In your copy, leave out the pictures; write out all the data exactly.

:: Data provided

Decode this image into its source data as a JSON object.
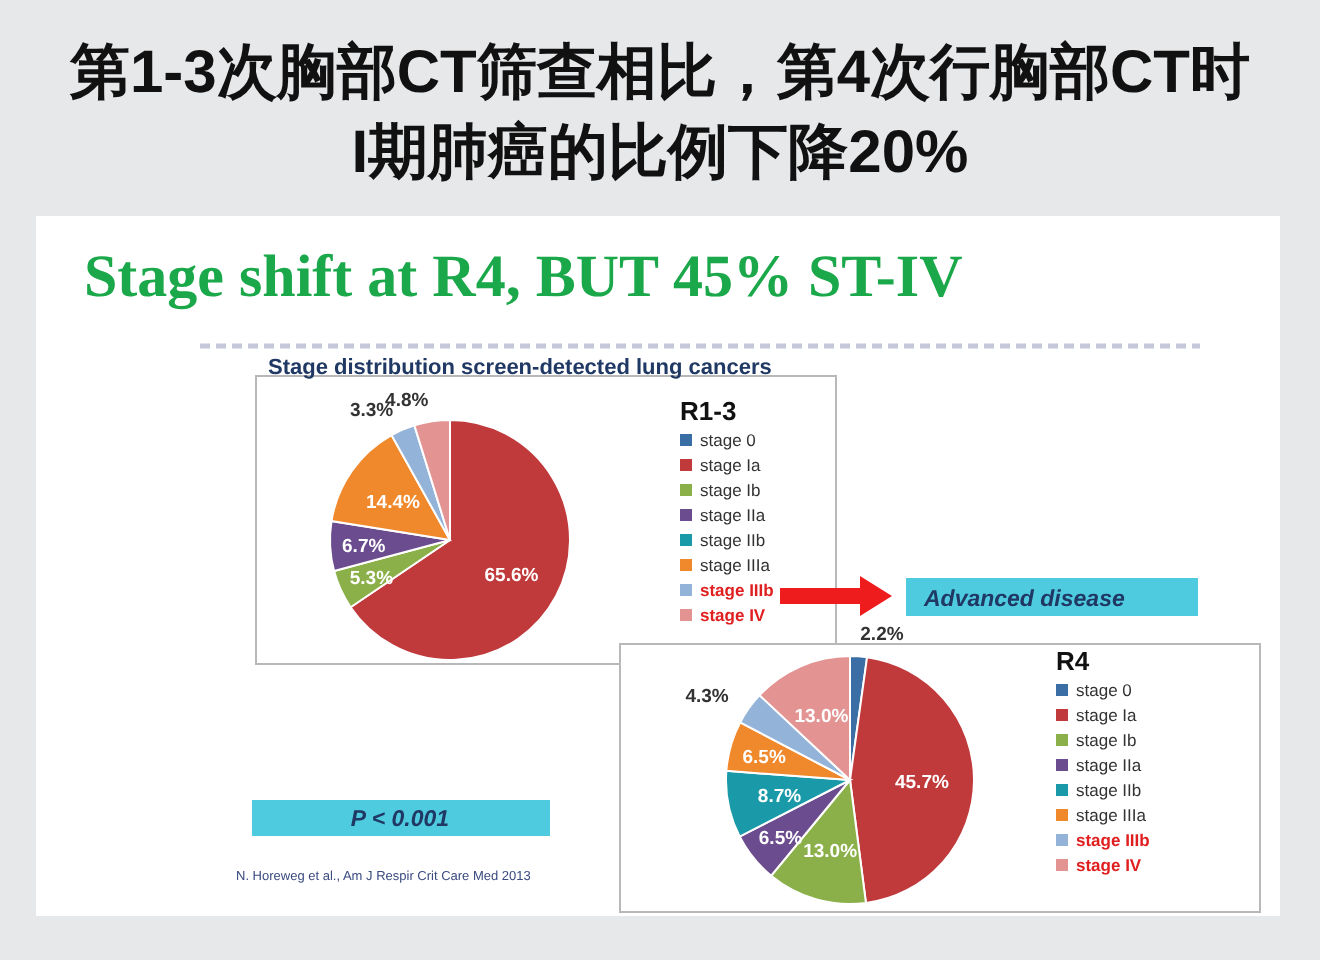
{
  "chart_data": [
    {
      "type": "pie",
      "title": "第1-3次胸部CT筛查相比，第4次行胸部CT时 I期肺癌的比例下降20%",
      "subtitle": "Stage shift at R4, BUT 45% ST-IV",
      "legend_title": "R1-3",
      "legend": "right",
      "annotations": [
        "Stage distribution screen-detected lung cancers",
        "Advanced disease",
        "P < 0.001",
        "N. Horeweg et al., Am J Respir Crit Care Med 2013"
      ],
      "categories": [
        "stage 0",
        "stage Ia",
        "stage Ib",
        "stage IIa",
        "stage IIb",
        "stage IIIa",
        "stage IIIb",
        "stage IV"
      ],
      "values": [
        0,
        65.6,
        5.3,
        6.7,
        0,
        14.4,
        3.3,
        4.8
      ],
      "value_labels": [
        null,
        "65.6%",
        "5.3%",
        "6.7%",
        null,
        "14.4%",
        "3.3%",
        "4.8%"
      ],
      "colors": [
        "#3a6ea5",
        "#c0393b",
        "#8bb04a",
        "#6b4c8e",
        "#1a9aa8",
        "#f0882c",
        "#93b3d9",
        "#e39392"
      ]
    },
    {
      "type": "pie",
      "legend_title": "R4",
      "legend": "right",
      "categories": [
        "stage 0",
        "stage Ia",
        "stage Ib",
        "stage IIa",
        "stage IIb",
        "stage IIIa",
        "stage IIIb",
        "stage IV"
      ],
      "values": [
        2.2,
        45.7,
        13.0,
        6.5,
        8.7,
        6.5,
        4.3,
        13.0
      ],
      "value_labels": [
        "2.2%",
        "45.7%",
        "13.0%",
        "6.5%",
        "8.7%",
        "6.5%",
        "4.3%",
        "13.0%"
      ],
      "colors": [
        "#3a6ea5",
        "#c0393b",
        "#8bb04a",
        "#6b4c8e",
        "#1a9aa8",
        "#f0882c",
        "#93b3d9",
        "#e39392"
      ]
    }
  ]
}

::::

Result of the task.
Decode this image into its source data as a JSON object.
{
  "chart_data": [
    {
      "type": "pie",
      "title": "第1-3次胸部CT筛查相比，第4次行胸部CT时 I期肺癌的比例下降20%",
      "subtitle": "Stage shift at R4, BUT 45% ST-IV",
      "legend_title": "R1-3",
      "legend": "right",
      "annotations": [
        "Stage distribution screen-detected lung cancers",
        "Advanced disease",
        "P < 0.001",
        "N. Horeweg et al., Am J Respir Crit Care Med 2013"
      ],
      "categories": [
        "stage 0",
        "stage Ia",
        "stage Ib",
        "stage IIa",
        "stage IIb",
        "stage IIIa",
        "stage IIIb",
        "stage IV"
      ],
      "values": [
        0,
        65.6,
        5.3,
        6.7,
        0,
        14.4,
        3.3,
        4.8
      ],
      "value_labels": [
        null,
        "65.6%",
        "5.3%",
        "6.7%",
        null,
        "14.4%",
        "3.3%",
        "4.8%"
      ],
      "colors": [
        "#3a6ea5",
        "#c0393b",
        "#8bb04a",
        "#6b4c8e",
        "#1a9aa8",
        "#f0882c",
        "#93b3d9",
        "#e39392"
      ]
    },
    {
      "type": "pie",
      "legend_title": "R4",
      "legend": "right",
      "categories": [
        "stage 0",
        "stage Ia",
        "stage Ib",
        "stage IIa",
        "stage IIb",
        "stage IIIa",
        "stage IIIb",
        "stage IV"
      ],
      "values": [
        2.2,
        45.7,
        13.0,
        6.5,
        8.7,
        6.5,
        4.3,
        13.0
      ],
      "value_labels": [
        "2.2%",
        "45.7%",
        "13.0%",
        "6.5%",
        "8.7%",
        "6.5%",
        "4.3%",
        "13.0%"
      ],
      "colors": [
        "#3a6ea5",
        "#c0393b",
        "#8bb04a",
        "#6b4c8e",
        "#1a9aa8",
        "#f0882c",
        "#93b3d9",
        "#e39392"
      ]
    }
  ]
}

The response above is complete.